DATASET RECORDS »
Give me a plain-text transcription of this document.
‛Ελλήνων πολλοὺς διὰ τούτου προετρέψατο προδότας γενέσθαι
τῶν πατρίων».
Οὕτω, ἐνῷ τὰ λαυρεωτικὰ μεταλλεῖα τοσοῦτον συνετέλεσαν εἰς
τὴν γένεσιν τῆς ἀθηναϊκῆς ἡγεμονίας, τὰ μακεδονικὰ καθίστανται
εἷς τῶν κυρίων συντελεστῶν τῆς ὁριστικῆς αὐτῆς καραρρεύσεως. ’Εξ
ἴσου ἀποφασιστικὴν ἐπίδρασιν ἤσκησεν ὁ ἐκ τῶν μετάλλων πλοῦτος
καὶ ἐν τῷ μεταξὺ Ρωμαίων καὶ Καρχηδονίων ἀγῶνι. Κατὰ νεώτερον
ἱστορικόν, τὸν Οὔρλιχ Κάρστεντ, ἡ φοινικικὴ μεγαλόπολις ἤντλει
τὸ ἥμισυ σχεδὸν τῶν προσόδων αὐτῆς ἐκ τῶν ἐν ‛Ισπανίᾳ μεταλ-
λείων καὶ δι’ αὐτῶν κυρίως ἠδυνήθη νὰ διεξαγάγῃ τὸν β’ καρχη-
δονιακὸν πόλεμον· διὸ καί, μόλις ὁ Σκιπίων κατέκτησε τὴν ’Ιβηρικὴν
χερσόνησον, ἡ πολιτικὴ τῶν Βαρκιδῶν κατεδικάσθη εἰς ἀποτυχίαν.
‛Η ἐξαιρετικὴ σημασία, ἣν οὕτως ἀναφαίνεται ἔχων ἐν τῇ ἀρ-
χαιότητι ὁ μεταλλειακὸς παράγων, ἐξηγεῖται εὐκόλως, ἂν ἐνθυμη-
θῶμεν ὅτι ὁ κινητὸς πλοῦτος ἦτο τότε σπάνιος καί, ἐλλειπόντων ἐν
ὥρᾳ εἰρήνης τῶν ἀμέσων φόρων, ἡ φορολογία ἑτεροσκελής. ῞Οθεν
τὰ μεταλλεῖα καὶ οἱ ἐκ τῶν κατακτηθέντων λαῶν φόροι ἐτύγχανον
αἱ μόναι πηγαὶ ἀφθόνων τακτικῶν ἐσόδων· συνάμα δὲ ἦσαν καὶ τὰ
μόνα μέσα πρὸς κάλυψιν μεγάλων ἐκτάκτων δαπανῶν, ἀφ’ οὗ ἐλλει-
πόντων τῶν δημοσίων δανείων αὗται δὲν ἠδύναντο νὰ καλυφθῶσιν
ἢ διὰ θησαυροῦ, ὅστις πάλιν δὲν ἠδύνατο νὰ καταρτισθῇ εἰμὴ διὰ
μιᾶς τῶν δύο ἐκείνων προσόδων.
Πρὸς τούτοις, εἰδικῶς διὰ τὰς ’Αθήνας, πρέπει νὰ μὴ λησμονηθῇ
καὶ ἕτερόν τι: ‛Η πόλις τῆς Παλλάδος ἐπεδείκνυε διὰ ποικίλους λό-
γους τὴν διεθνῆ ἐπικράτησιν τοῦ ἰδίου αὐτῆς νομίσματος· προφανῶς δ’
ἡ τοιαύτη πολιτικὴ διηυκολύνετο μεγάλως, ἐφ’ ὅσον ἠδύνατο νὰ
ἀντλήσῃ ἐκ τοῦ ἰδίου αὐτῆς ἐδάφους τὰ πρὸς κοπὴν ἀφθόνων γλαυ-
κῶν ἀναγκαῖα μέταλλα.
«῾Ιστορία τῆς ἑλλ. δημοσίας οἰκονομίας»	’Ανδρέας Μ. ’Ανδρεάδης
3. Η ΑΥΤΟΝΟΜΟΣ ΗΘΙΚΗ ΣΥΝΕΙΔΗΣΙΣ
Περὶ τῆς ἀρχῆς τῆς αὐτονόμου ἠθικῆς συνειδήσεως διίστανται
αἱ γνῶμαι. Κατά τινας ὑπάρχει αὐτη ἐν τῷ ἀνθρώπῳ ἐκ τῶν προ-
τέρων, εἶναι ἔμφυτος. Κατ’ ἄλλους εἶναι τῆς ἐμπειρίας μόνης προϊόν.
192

EXERCISE INSTRUCTIONS »
Select all lines with the word "πλοῦτος" from the entries above.

RESPONSE TO THE TASK »
ἴσου ἀποφασιστικὴν ἐπίδρασιν ἤσκησεν ὁ ἐκ τῶν μετάλλων πλοῦτος
θῶμεν ὅτι ὁ κινητὸς πλοῦτος ἦτο τότε σπάνιος καί, ἐλλειπόντων ἐν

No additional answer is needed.